**What the task asks**
Pull every line with the word "Served" out of the entries below.

**Stored rows**

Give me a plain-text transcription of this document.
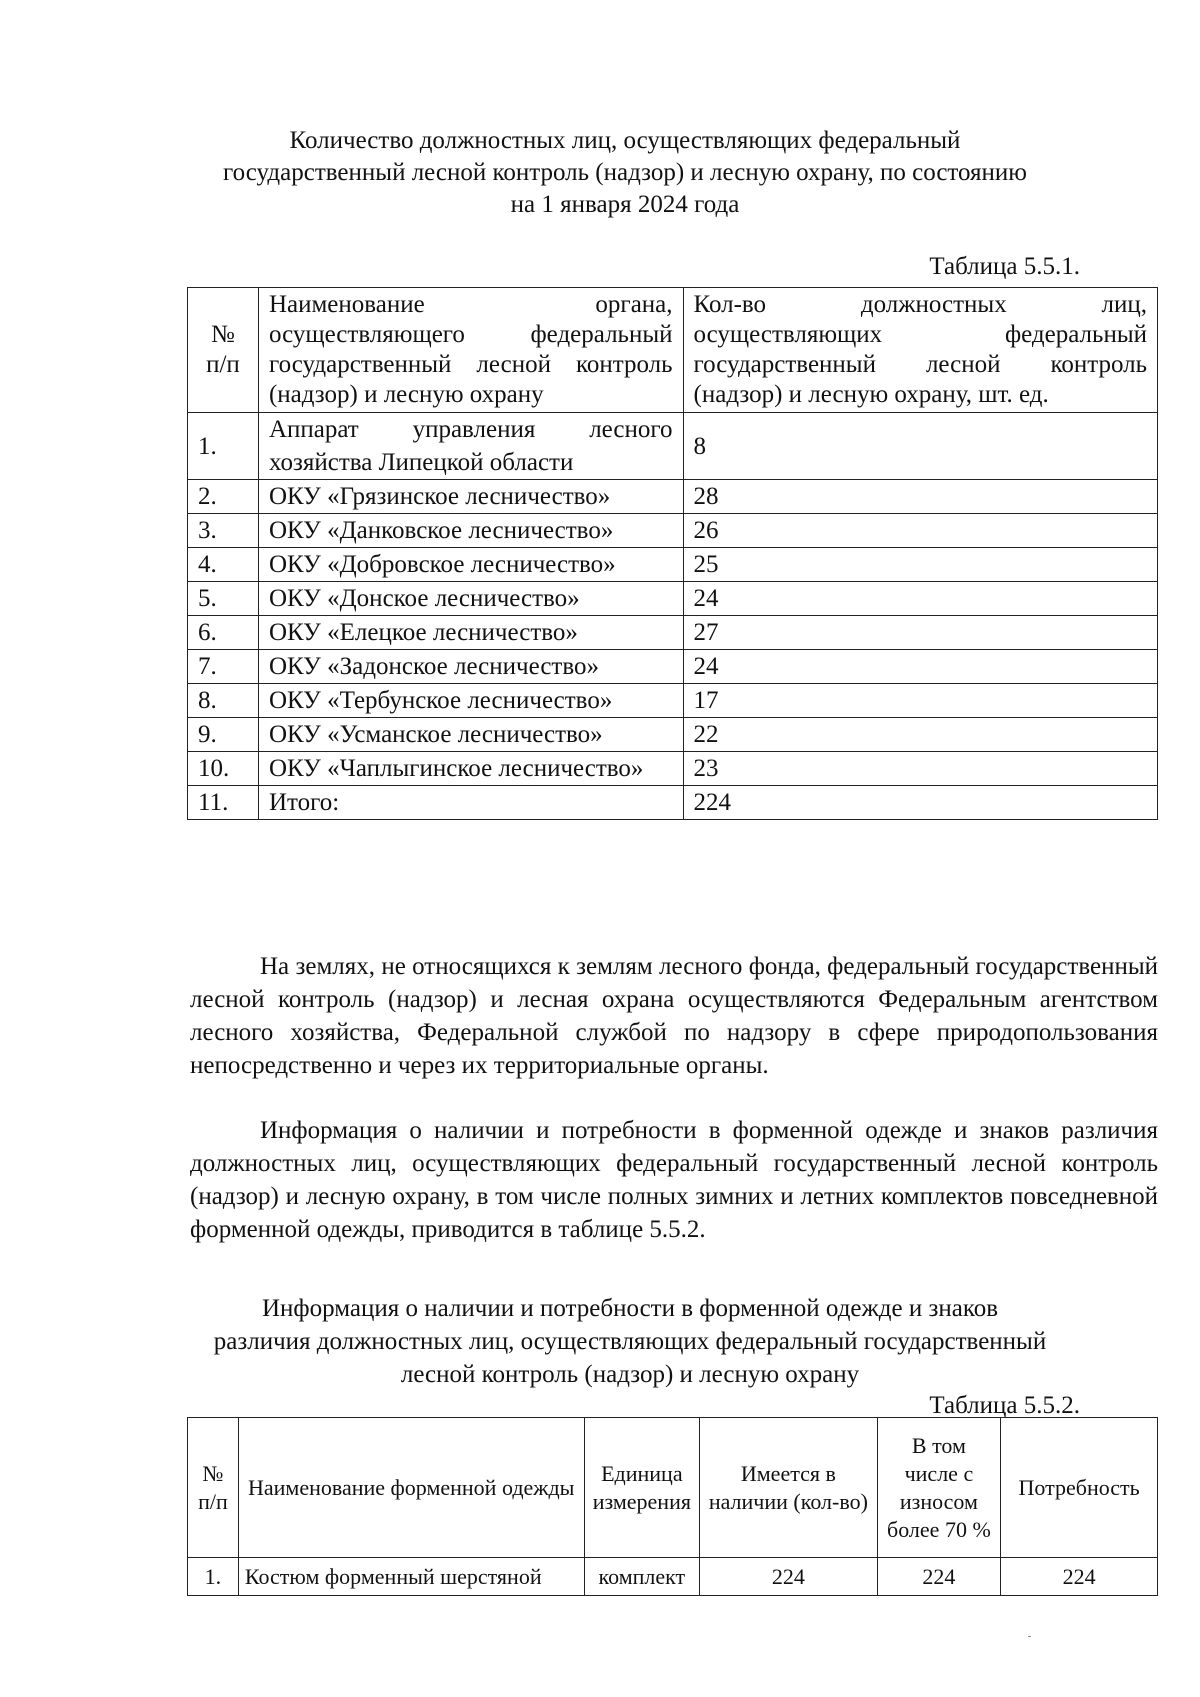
Количество должностных лиц, осуществляющих федеральный
государственный лесной контроль (надзор) и лесную охрану, по состоянию
на 1 января 2024 года
Таблица 5.5.1.
№ п/п	Наименование органа, осуществляющего федеральный государственный лесной контроль (надзор) и лесную охрану	Кол-во должностных лиц, осуществляющих федеральный государственный лесной контроль (надзор) и лесную охрану, шт. ед.
1.	Аппарат управления лесного хозяйства Липецкой области	8
2.	ОКУ «Грязинское лесничество»	28
3.	ОКУ «Данковское лесничество»	26
4.	ОКУ «Добровское лесничество»	25
5.	ОКУ «Донское лесничество»	24
6.	ОКУ «Елецкое лесничество»	27
7.	ОКУ «Задонское лесничество»	24
8.	ОКУ «Тербунское лесничество»	17
9.	ОКУ «Усманское лесничество»	22
10.	ОКУ «Чаплыгинское лесничество»	23
11.	Итого:	224

На землях, не относящихся к землям лесного фонда, федеральный государственный лесной контроль (надзор) и лесная охрана осуществляются Федеральным агентством лесного хозяйства, Федеральной службой по надзору в сфере природопользования непосредственно и через их территориальные органы.

Информация о наличии и потребности в форменной одежде и знаков различия должностных лиц, осуществляющих федеральный государственный лесной контроль (надзор) и лесную охрану, в том числе полных зимних и летних комплектов повседневной форменной одежды, приводится в таблице 5.5.2.

Информация о наличии и потребности в форменной одежде и знаков
различия должностных лиц, осуществляющих федеральный государственный
лесной контроль (надзор) и лесную охрану
Таблица 5.5.2.
№ п/п	Наименование форменной одежды	Единица измерения	Имеется в наличии (кол-во)	В том числе с износом более 70 %	Потребность
1.	Костюм форменный шерстяной	комплект	224	224	224
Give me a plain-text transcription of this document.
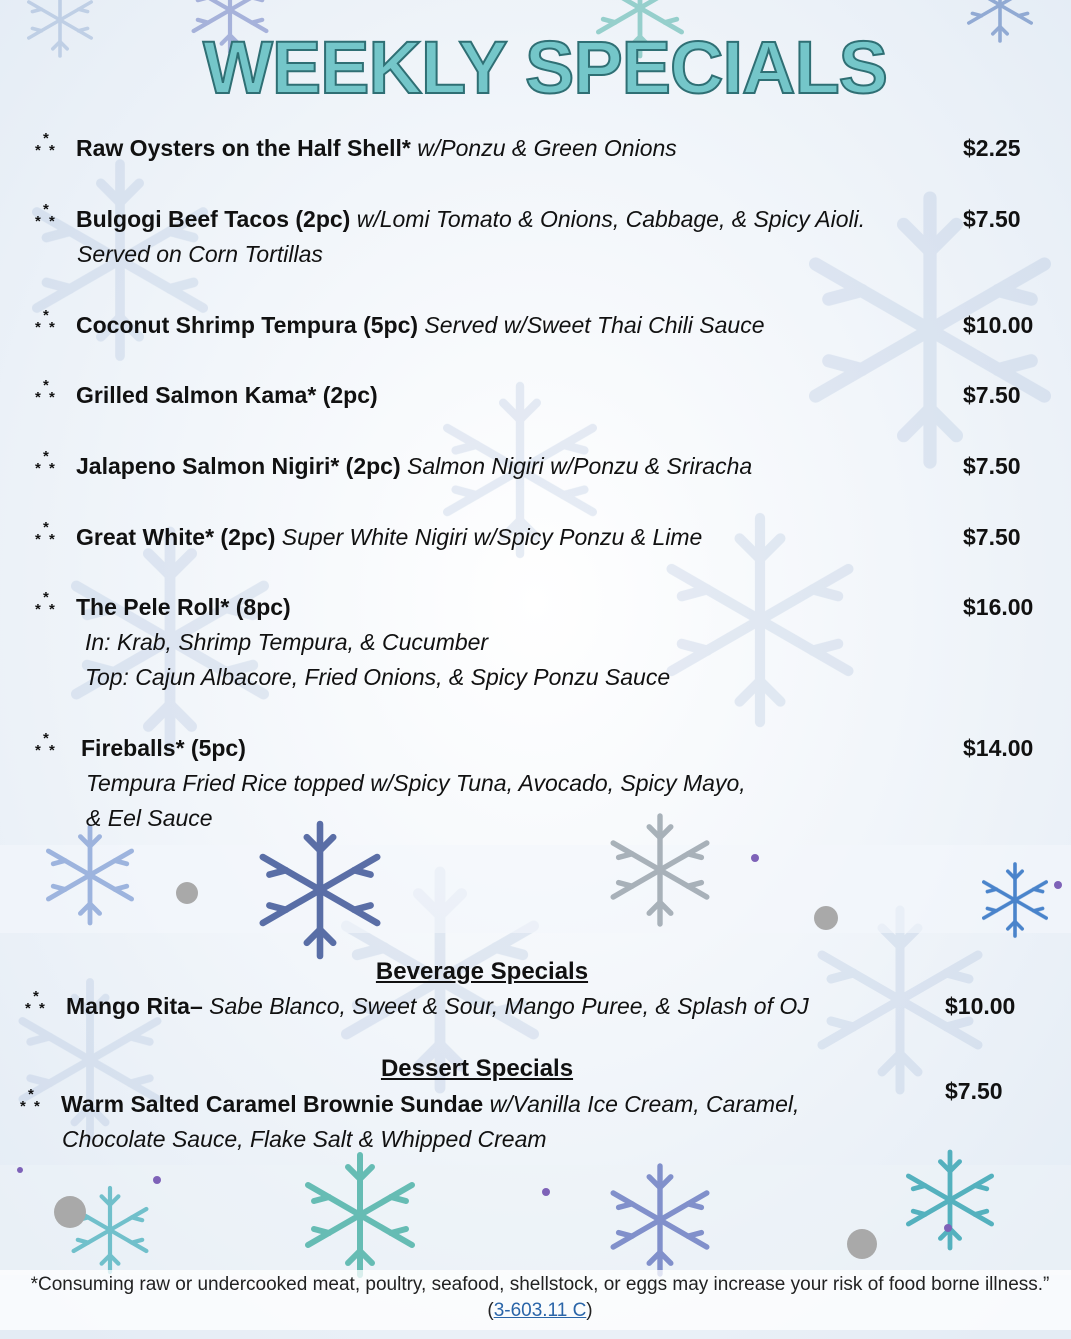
WEEKLY SPECIALS
*
* * Raw Oysters on the Half Shell* w/Ponzu & Green Onions	$2.25
*
* * Bulgogi Beef Tacos (2pc) w/Lomi Tomato & Onions, Cabbage, & Spicy Aioli.
Served on Corn Tortillas
$7.50
*
* * Coconut Shrimp Tempura (5pc) Served w/Sweet Thai Chili Sauce	$10.00
*
* * Grilled Salmon Kama* (2pc)	$7.50
*
* * Jalapeno Salmon Nigiri* (2pc) Salmon Nigiri w/Ponzu & Sriracha	$7.50
*
* * Great White* (2pc) Super White Nigiri w/Spicy Ponzu & Lime	$7.50
*
* * The Pele Roll* (8pc)
In: Krab, Shrimp Tempura, & Cucumber
Top: Cajun Albacore, Fried Onions, & Spicy Ponzu Sauce
$16.00
*
* * Fireballs* (5pc)
Tempura Fried Rice topped w/Spicy Tuna, Avocado, Spicy Mayo,
& Eel Sauce
$14.00
Beverage Specials
*
* * Mango Rita– Sabe Blanco, Sweet & Sour, Mango Puree, & Splash of OJ	$10.00
Dessert Specials
*
* * Warm Salted Caramel Brownie Sundae w/Vanilla Ice Cream, Caramel,
Chocolate Sauce, Flake Salt & Whipped Cream
$7.50
*Consuming raw or undercooked meat, poultry, seafood, shellstock, or eggs may increase your risk of food borne illness.” (3-603.11 C)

**Response**
Served on Corn Tortillas
* * Coconut Shrimp Tempura (5pc) Served w/Sweet Thai Chili Sauce	$10.00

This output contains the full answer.